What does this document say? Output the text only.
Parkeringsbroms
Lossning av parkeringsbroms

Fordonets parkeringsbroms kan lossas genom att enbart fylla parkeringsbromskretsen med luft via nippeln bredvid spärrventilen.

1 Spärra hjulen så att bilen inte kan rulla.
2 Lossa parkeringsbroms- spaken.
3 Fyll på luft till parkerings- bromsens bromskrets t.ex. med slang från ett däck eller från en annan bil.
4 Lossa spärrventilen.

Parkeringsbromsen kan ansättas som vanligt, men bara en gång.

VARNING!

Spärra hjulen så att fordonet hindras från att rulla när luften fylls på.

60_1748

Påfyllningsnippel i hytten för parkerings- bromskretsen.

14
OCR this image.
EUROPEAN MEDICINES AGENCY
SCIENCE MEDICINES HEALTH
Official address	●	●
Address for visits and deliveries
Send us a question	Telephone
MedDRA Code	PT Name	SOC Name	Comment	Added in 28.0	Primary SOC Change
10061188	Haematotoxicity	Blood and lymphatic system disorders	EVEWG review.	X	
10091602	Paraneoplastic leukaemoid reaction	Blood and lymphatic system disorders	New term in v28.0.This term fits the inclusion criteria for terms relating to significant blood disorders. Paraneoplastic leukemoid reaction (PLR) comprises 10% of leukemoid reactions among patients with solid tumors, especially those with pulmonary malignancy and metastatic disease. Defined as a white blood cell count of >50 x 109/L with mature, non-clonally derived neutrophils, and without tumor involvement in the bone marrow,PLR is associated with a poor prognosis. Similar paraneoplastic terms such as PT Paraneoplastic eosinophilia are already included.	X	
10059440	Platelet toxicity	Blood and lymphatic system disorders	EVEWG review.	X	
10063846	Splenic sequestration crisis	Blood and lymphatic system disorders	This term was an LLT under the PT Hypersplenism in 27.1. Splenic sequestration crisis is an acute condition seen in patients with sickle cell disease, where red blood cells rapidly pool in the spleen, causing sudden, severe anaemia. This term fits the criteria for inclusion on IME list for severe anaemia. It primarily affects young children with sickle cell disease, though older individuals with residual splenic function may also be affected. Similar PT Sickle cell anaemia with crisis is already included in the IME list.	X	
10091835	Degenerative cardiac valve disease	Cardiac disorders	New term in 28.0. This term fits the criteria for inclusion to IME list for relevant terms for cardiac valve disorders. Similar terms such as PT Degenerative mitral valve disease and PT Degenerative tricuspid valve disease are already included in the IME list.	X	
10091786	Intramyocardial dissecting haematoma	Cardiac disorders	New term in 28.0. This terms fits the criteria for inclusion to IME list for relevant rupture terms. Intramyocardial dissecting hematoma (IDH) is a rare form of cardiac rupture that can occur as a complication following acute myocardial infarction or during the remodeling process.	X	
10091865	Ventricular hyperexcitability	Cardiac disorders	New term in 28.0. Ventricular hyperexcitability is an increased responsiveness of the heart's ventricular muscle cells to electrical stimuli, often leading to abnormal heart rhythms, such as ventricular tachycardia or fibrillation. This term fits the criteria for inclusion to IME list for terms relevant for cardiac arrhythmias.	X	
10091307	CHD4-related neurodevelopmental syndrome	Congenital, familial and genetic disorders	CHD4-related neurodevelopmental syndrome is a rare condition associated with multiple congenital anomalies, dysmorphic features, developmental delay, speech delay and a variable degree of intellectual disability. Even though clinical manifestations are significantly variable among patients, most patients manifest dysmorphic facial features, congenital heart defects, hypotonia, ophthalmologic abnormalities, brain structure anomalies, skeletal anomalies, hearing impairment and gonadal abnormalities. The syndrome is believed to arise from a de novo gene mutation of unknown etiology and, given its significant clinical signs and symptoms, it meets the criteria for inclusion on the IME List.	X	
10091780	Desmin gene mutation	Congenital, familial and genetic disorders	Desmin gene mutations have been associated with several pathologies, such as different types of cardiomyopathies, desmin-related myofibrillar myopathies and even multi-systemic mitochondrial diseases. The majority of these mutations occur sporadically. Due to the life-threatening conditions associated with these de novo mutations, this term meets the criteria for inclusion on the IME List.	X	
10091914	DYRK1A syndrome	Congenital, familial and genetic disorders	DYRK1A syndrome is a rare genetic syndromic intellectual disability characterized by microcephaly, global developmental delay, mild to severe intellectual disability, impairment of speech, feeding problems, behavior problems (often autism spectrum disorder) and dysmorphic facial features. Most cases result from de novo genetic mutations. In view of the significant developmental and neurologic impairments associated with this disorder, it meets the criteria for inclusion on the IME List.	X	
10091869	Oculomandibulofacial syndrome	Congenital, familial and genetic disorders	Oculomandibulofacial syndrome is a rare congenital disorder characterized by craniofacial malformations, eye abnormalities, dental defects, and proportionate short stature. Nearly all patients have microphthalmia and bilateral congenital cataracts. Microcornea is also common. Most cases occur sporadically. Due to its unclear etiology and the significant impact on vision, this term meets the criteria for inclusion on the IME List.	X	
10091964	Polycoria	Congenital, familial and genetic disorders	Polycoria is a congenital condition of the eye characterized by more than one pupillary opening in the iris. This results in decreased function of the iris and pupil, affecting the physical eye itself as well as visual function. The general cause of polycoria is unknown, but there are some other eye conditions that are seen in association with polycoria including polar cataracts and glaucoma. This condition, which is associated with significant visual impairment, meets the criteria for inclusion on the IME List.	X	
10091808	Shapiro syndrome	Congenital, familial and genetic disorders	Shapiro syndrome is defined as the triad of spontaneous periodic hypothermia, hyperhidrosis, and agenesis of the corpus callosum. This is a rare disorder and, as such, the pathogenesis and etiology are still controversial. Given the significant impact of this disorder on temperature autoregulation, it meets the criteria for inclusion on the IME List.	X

▬▬▬▬▬▬▬▬▬▬

All records above are to be returned exactly as given.

What does this document say? Output the text only.
Parkeringsbroms
Lossning av parkeringsbroms

Fordonets parkeringsbroms kan lossas genom att enbart fylla parkeringsbromskretsen med luft via nippeln bredvid spärrventilen.

1 Spärra hjulen så att bilen inte kan rulla.
2 Lossa parkeringsbroms- spaken.
3 Fyll på luft till parkerings- bromsens bromskrets t.ex. med slang från ett däck eller från en annan bil.
4 Lossa spärrventilen.

Parkeringsbromsen kan ansättas som vanligt, men bara en gång.

VARNING!

Spärra hjulen så att fordonet hindras från att rulla när luften fylls på.

60_1748

Påfyllningsnippel i hytten för parkerings- bromskretsen.

14
OCR this image.
EUROPEAN MEDICINES AGENCY
SCIENCE MEDICINES HEALTH
Official address	●	●
Address for visits and deliveries
Send us a question	Telephone
MedDRA Code	PT Name	SOC Name	Comment	Added in 28.0	Primary SOC Change
10061188	Haematotoxicity	Blood and lymphatic system disorders	EVEWG review.	X	
10091602	Paraneoplastic leukaemoid reaction	Blood and lymphatic system disorders	New term in v28.0.This term fits the inclusion criteria for terms relating to significant blood disorders. Paraneoplastic leukemoid reaction (PLR) comprises 10% of leukemoid reactions among patients with solid tumors, especially those with pulmonary malignancy and metastatic disease. Defined as a white blood cell count of >50 x 109/L with mature, non-clonally derived neutrophils, and without tumor involvement in the bone marrow,PLR is associated with a poor prognosis. Similar paraneoplastic terms such as PT Paraneoplastic eosinophilia are already included.	X	
10059440	Platelet toxicity	Blood and lymphatic system disorders	EVEWG review.	X	
10063846	Splenic sequestration crisis	Blood and lymphatic system disorders	This term was an LLT under the PT Hypersplenism in 27.1. Splenic sequestration crisis is an acute condition seen in patients with sickle cell disease, where red blood cells rapidly pool in the spleen, causing sudden, severe anaemia. This term fits the criteria for inclusion on IME list for severe anaemia. It primarily affects young children with sickle cell disease, though older individuals with residual splenic function may also be affected. Similar PT Sickle cell anaemia with crisis is already included in the IME list.	X	
10091835	Degenerative cardiac valve disease	Cardiac disorders	New term in 28.0. This term fits the criteria for inclusion to IME list for relevant terms for cardiac valve disorders. Similar terms such as PT Degenerative mitral valve disease and PT Degenerative tricuspid valve disease are already included in the IME list.	X	
10091786	Intramyocardial dissecting haematoma	Cardiac disorders	New term in 28.0. This terms fits the criteria for inclusion to IME list for relevant rupture terms. Intramyocardial dissecting hematoma (IDH) is a rare form of cardiac rupture that can occur as a complication following acute myocardial infarction or during the remodeling process.	X	
10091865	Ventricular hyperexcitability	Cardiac disorders	New term in 28.0. Ventricular hyperexcitability is an increased responsiveness of the heart's ventricular muscle cells to electrical stimuli, often leading to abnormal heart rhythms, such as ventricular tachycardia or fibrillation. This term fits the criteria for inclusion to IME list for terms relevant for cardiac arrhythmias.	X	
10091307	CHD4-related neurodevelopmental syndrome	Congenital, familial and genetic disorders	CHD4-related neurodevelopmental syndrome is a rare condition associated with multiple congenital anomalies, dysmorphic features, developmental delay, speech delay and a variable degree of intellectual disability. Even though clinical manifestations are significantly variable among patients, most patients manifest dysmorphic facial features, congenital heart defects, hypotonia, ophthalmologic abnormalities, brain structure anomalies, skeletal anomalies, hearing impairment and gonadal abnormalities. The syndrome is believed to arise from a de novo gene mutation of unknown etiology and, given its significant clinical signs and symptoms, it meets the criteria for inclusion on the IME List.	X	
10091780	Desmin gene mutation	Congenital, familial and genetic disorders	Desmin gene mutations have been associated with several pathologies, such as different types of cardiomyopathies, desmin-related myofibrillar myopathies and even multi-systemic mitochondrial diseases. The majority of these mutations occur sporadically. Due to the life-threatening conditions associated with these de novo mutations, this term meets the criteria for inclusion on the IME List.	X	
10091914	DYRK1A syndrome	Congenital, familial and genetic disorders	DYRK1A syndrome is a rare genetic syndromic intellectual disability characterized by microcephaly, global developmental delay, mild to severe intellectual disability, impairment of speech, feeding problems, behavior problems (often autism spectrum disorder) and dysmorphic facial features. Most cases result from de novo genetic mutations. In view of the significant developmental and neurologic impairments associated with this disorder, it meets the criteria for inclusion on the IME List.	X	
10091869	Oculomandibulofacial syndrome	Congenital, familial and genetic disorders	Oculomandibulofacial syndrome is a rare congenital disorder characterized by craniofacial malformations, eye abnormalities, dental defects, and proportionate short stature. Nearly all patients have microphthalmia and bilateral congenital cataracts. Microcornea is also common. Most cases occur sporadically. Due to its unclear etiology and the significant impact on vision, this term meets the criteria for inclusion on the IME List.	X	
10091964	Polycoria	Congenital, familial and genetic disorders	Polycoria is a congenital condition of the eye characterized by more than one pupillary opening in the iris. This results in decreased function of the iris and pupil, affecting the physical eye itself as well as visual function. The general cause of polycoria is unknown, but there are some other eye conditions that are seen in association with polycoria including polar cataracts and glaucoma. This condition, which is associated with significant visual impairment, meets the criteria for inclusion on the IME List.	X	
10091808	Shapiro syndrome	Congenital, familial and genetic disorders	Shapiro syndrome is defined as the triad of spontaneous periodic hypothermia, hyperhidrosis, and agenesis of the corpus callosum. This is a rare disorder and, as such, the pathogenesis and etiology are still controversial. Given the significant impact of this disorder on temperature autoregulation, it meets the criteria for inclusion on the IME List.	X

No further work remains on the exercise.